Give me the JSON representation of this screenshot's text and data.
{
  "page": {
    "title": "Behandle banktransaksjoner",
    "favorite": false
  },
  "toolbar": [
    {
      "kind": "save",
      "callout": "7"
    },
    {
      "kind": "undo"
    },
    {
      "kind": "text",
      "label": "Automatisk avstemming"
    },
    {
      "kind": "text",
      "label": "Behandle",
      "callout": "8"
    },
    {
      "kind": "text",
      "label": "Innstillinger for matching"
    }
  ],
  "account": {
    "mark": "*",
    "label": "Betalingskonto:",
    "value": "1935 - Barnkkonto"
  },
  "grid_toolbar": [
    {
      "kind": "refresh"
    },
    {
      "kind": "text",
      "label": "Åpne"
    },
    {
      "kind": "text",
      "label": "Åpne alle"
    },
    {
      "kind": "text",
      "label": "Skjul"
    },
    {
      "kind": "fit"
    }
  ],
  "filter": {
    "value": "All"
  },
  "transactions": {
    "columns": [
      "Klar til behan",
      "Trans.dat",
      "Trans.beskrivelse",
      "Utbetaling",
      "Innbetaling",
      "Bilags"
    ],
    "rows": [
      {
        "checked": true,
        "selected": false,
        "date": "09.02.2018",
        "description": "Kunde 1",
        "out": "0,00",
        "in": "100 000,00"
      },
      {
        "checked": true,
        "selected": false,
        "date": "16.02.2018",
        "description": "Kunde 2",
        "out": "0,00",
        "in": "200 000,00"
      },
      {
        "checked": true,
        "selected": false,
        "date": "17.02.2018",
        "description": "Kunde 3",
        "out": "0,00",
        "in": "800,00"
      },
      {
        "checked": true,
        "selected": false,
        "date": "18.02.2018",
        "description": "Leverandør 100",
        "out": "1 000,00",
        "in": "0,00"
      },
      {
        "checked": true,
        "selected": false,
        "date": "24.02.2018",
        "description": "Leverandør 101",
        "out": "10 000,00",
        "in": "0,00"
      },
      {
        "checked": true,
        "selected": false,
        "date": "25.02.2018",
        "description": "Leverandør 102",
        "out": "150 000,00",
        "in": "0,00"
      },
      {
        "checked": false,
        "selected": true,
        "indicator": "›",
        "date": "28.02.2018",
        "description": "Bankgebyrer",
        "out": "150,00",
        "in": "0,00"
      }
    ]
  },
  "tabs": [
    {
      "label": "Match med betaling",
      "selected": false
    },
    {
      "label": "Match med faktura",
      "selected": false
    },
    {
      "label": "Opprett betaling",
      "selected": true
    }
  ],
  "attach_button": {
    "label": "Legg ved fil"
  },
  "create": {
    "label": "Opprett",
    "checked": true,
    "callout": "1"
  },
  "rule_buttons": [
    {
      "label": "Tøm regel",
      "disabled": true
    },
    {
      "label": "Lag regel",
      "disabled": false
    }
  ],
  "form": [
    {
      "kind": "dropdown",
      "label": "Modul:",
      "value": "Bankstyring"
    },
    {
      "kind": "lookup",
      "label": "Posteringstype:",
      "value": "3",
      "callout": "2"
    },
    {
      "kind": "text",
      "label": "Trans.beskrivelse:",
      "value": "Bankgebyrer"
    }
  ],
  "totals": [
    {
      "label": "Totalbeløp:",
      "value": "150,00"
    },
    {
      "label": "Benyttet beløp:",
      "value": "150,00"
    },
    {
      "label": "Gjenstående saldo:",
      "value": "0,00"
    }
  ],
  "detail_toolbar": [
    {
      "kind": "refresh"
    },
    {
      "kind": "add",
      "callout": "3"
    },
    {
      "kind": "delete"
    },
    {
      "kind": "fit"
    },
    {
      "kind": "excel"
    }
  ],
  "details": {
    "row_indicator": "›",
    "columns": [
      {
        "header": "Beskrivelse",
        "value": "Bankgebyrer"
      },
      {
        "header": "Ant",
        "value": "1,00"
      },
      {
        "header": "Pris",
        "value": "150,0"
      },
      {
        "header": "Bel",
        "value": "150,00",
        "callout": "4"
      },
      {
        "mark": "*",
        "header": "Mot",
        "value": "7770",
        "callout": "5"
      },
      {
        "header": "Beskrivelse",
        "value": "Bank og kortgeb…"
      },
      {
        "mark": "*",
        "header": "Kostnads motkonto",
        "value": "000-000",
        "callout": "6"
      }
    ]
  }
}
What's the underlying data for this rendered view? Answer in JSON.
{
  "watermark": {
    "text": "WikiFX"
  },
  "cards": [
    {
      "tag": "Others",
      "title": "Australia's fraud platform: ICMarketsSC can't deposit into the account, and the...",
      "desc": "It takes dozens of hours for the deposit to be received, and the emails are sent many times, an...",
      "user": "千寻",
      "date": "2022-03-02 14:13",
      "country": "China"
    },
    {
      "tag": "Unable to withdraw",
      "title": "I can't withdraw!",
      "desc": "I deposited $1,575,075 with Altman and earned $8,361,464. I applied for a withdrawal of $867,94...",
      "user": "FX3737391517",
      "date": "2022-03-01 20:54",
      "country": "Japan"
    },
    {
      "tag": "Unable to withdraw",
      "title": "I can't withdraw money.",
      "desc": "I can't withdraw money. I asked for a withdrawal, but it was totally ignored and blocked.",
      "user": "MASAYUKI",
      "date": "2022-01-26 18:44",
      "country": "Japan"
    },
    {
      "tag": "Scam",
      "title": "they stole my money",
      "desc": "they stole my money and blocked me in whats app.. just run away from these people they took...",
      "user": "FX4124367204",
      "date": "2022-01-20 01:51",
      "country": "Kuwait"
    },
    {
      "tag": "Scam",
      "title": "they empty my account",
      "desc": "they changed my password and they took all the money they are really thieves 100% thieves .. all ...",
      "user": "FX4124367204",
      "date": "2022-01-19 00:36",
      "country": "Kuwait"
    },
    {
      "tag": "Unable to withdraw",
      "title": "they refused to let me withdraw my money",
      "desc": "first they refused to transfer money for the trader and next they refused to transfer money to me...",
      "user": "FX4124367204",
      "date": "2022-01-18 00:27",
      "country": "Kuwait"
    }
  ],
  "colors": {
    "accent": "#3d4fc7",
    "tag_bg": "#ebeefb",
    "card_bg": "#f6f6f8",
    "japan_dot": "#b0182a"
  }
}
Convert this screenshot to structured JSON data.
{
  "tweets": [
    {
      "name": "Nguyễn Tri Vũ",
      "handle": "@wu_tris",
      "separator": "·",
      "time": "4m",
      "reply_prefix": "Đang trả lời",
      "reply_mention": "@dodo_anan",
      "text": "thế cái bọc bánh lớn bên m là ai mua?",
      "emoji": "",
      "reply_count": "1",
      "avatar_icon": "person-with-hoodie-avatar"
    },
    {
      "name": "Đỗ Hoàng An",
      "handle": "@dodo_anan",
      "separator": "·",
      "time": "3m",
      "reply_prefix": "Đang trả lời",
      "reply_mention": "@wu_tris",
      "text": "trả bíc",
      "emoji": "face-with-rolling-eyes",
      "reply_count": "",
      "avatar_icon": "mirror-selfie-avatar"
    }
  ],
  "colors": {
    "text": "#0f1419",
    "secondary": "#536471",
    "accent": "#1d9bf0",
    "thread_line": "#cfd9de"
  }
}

• [Your instructions]:
Type out the full listing again, exactly as given.

• [Response to the exercise]:
Give me the JSON representation of this screenshot's text and data.
{
  "page": {
    "title": "Behandle banktransaksjoner",
    "favorite": false
  },
  "toolbar": [
    {
      "kind": "save",
      "callout": "7"
    },
    {
      "kind": "undo"
    },
    {
      "kind": "text",
      "label": "Automatisk avstemming"
    },
    {
      "kind": "text",
      "label": "Behandle",
      "callout": "8"
    },
    {
      "kind": "text",
      "label": "Innstillinger for matching"
    }
  ],
  "account": {
    "mark": "*",
    "label": "Betalingskonto:",
    "value": "1935 - Barnkkonto"
  },
  "grid_toolbar": [
    {
      "kind": "refresh"
    },
    {
      "kind": "text",
      "label": "Åpne"
    },
    {
      "kind": "text",
      "label": "Åpne alle"
    },
    {
      "kind": "text",
      "label": "Skjul"
    },
    {
      "kind": "fit"
    }
  ],
  "filter": {
    "value": "All"
  },
  "transactions": {
    "columns": [
      "Klar til behan",
      "Trans.dat",
      "Trans.beskrivelse",
      "Utbetaling",
      "Innbetaling",
      "Bilags"
    ],
    "rows": [
      {
        "checked": true,
        "selected": false,
        "date": "09.02.2018",
        "description": "Kunde 1",
        "out": "0,00",
        "in": "100 000,00"
      },
      {
        "checked": true,
        "selected": false,
        "date": "16.02.2018",
        "description": "Kunde 2",
        "out": "0,00",
        "in": "200 000,00"
      },
      {
        "checked": true,
        "selected": false,
        "date": "17.02.2018",
        "description": "Kunde 3",
        "out": "0,00",
        "in": "800,00"
      },
      {
        "checked": true,
        "selected": false,
        "date": "18.02.2018",
        "description": "Leverandør 100",
        "out": "1 000,00",
        "in": "0,00"
      },
      {
        "checked": true,
        "selected": false,
        "date": "24.02.2018",
        "description": "Leverandør 101",
        "out": "10 000,00",
        "in": "0,00"
      },
      {
        "checked": true,
        "selected": false,
        "date": "25.02.2018",
        "description": "Leverandør 102",
        "out": "150 000,00",
        "in": "0,00"
      },
      {
        "checked": false,
        "selected": true,
        "indicator": "›",
        "date": "28.02.2018",
        "description": "Bankgebyrer",
        "out": "150,00",
        "in": "0,00"
      }
    ]
  },
  "tabs": [
    {
      "label": "Match med betaling",
      "selected": false
    },
    {
      "label": "Match med faktura",
      "selected": false
    },
    {
      "label": "Opprett betaling",
      "selected": true
    }
  ],
  "attach_button": {
    "label": "Legg ved fil"
  },
  "create": {
    "label": "Opprett",
    "checked": true,
    "callout": "1"
  },
  "rule_buttons": [
    {
      "label": "Tøm regel",
      "disabled": true
    },
    {
      "label": "Lag regel",
      "disabled": false
    }
  ],
  "form": [
    {
      "kind": "dropdown",
      "label": "Modul:",
      "value": "Bankstyring"
    },
    {
      "kind": "lookup",
      "label": "Posteringstype:",
      "value": "3",
      "callout": "2"
    },
    {
      "kind": "text",
      "label": "Trans.beskrivelse:",
      "value": "Bankgebyrer"
    }
  ],
  "totals": [
    {
      "label": "Totalbeløp:",
      "value": "150,00"
    },
    {
      "label": "Benyttet beløp:",
      "value": "150,00"
    },
    {
      "label": "Gjenstående saldo:",
      "value": "0,00"
    }
  ],
  "detail_toolbar": [
    {
      "kind": "refresh"
    },
    {
      "kind": "add",
      "callout": "3"
    },
    {
      "kind": "delete"
    },
    {
      "kind": "fit"
    },
    {
      "kind": "excel"
    }
  ],
  "details": {
    "row_indicator": "›",
    "columns": [
      {
        "header": "Beskrivelse",
        "value": "Bankgebyrer"
      },
      {
        "header": "Ant",
        "value": "1,00"
      },
      {
        "header": "Pris",
        "value": "150,0"
      },
      {
        "header": "Bel",
        "value": "150,00",
        "callout": "4"
      },
      {
        "mark": "*",
        "header": "Mot",
        "value": "7770",
        "callout": "5"
      },
      {
        "header": "Beskrivelse",
        "value": "Bank og kortgeb…"
      },
      {
        "mark": "*",
        "header": "Kostnads motkonto",
        "value": "000-000",
        "callout": "6"
      }
    ]
  }
}
What's the underlying data for this rendered view? Answer in JSON.
{
  "watermark": {
    "text": "WikiFX"
  },
  "cards": [
    {
      "tag": "Others",
      "title": "Australia's fraud platform: ICMarketsSC can't deposit into the account, and the...",
      "desc": "It takes dozens of hours for the deposit to be received, and the emails are sent many times, an...",
      "user": "千寻",
      "date": "2022-03-02 14:13",
      "country": "China"
    },
    {
      "tag": "Unable to withdraw",
      "title": "I can't withdraw!",
      "desc": "I deposited $1,575,075 with Altman and earned $8,361,464. I applied for a withdrawal of $867,94...",
      "user": "FX3737391517",
      "date": "2022-03-01 20:54",
      "country": "Japan"
    },
    {
      "tag": "Unable to withdraw",
      "title": "I can't withdraw money.",
      "desc": "I can't withdraw money. I asked for a withdrawal, but it was totally ignored and blocked.",
      "user": "MASAYUKI",
      "date": "2022-01-26 18:44",
      "country": "Japan"
    },
    {
      "tag": "Scam",
      "title": "they stole my money",
      "desc": "they stole my money and blocked me in whats app.. just run away from these people they took...",
      "user": "FX4124367204",
      "date": "2022-01-20 01:51",
      "country": "Kuwait"
    },
    {
      "tag": "Scam",
      "title": "they empty my account",
      "desc": "they changed my password and they took all the money they are really thieves 100% thieves .. all ...",
      "user": "FX4124367204",
      "date": "2022-01-19 00:36",
      "country": "Kuwait"
    },
    {
      "tag": "Unable to withdraw",
      "title": "they refused to let me withdraw my money",
      "desc": "first they refused to transfer money for the trader and next they refused to transfer money to me...",
      "user": "FX4124367204",
      "date": "2022-01-18 00:27",
      "country": "Kuwait"
    }
  ],
  "colors": {
    "accent": "#3d4fc7",
    "tag_bg": "#ebeefb",
    "card_bg": "#f6f6f8",
    "japan_dot": "#b0182a"
  }
}
Convert this screenshot to structured JSON data.
{
  "tweets": [
    {
      "name": "Nguyễn Tri Vũ",
      "handle": "@wu_tris",
      "separator": "·",
      "time": "4m",
      "reply_prefix": "Đang trả lời",
      "reply_mention": "@dodo_anan",
      "text": "thế cái bọc bánh lớn bên m là ai mua?",
      "emoji": "",
      "reply_count": "1",
      "avatar_icon": "person-with-hoodie-avatar"
    },
    {
      "name": "Đỗ Hoàng An",
      "handle": "@dodo_anan",
      "separator": "·",
      "time": "3m",
      "reply_prefix": "Đang trả lời",
      "reply_mention": "@wu_tris",
      "text": "trả bíc",
      "emoji": "face-with-rolling-eyes",
      "reply_count": "",
      "avatar_icon": "mirror-selfie-avatar"
    }
  ],
  "colors": {
    "text": "#0f1419",
    "secondary": "#536471",
    "accent": "#1d9bf0",
    "thread_line": "#cfd9de"
  }
}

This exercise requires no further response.